| WHAT IS EXPECTED |
Quote all lines below exactly. Images stay out.

| SUPPLIED RECORDS |
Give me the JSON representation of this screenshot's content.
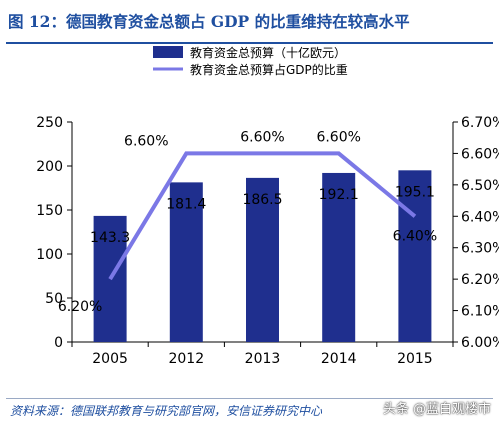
{
  "header": {
    "title": "图 12：德国教育资金总额占 GDP 的比重维持在较高水平"
  },
  "footer": {
    "source": "资料来源：德国联邦教育与研究部官网，安信证券研究中心",
    "watermark": "头条 @蓝白观楼市"
  },
  "colors": {
    "bar": "#1f2f8e",
    "line": "#7b78e6",
    "axis": "#000000"
  },
  "chart_data": {
    "type": "bar",
    "categories": [
      "2005",
      "2012",
      "2013",
      "2014",
      "2015"
    ],
    "series": [
      {
        "name": "教育资金总预算（十亿欧元）",
        "type": "bar",
        "axis": "left",
        "values": [
          143.3,
          181.4,
          186.5,
          192.1,
          195.1
        ],
        "labels": [
          "143.3",
          "181.4",
          "186.5",
          "192.1",
          "195.1"
        ]
      },
      {
        "name": "教育资金总预算占GDP的比重",
        "type": "line",
        "axis": "right",
        "values": [
          6.2,
          6.6,
          6.6,
          6.6,
          6.4
        ],
        "labels": [
          "6.20%",
          "6.60%",
          "6.60%",
          "6.60%",
          "6.40%"
        ]
      }
    ],
    "y_left": {
      "lim": [
        0,
        250
      ],
      "ticks": [
        "0",
        "50",
        "100",
        "150",
        "200",
        "250"
      ]
    },
    "y_right": {
      "lim": [
        6.0,
        6.7
      ],
      "ticks": [
        "6.00%",
        "6.10%",
        "6.20%",
        "6.30%",
        "6.40%",
        "6.50%",
        "6.60%",
        "6.70%"
      ]
    },
    "legend": "top-center",
    "grid": false
  }
}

| TASK RESPONSE |
Give me the JSON representation of this screenshot's content.
{
  "header": {
    "title": "图 12：德国教育资金总额占 GDP 的比重维持在较高水平"
  },
  "footer": {
    "source": "资料来源：德国联邦教育与研究部官网，安信证券研究中心",
    "watermark": "头条 @蓝白观楼市"
  },
  "colors": {
    "bar": "#1f2f8e",
    "line": "#7b78e6",
    "axis": "#000000"
  },
  "chart_data": {
    "type": "bar",
    "categories": [
      "2005",
      "2012",
      "2013",
      "2014",
      "2015"
    ],
    "series": [
      {
        "name": "教育资金总预算（十亿欧元）",
        "type": "bar",
        "axis": "left",
        "values": [
          143.3,
          181.4,
          186.5,
          192.1,
          195.1
        ],
        "labels": [
          "143.3",
          "181.4",
          "186.5",
          "192.1",
          "195.1"
        ]
      },
      {
        "name": "教育资金总预算占GDP的比重",
        "type": "line",
        "axis": "right",
        "values": [
          6.2,
          6.6,
          6.6,
          6.6,
          6.4
        ],
        "labels": [
          "6.20%",
          "6.60%",
          "6.60%",
          "6.60%",
          "6.40%"
        ]
      }
    ],
    "y_left": {
      "lim": [
        0,
        250
      ],
      "ticks": [
        "0",
        "50",
        "100",
        "150",
        "200",
        "250"
      ]
    },
    "y_right": {
      "lim": [
        6.0,
        6.7
      ],
      "ticks": [
        "6.00%",
        "6.10%",
        "6.20%",
        "6.30%",
        "6.40%",
        "6.50%",
        "6.60%",
        "6.70%"
      ]
    },
    "legend": "top-center",
    "grid": false
  }
}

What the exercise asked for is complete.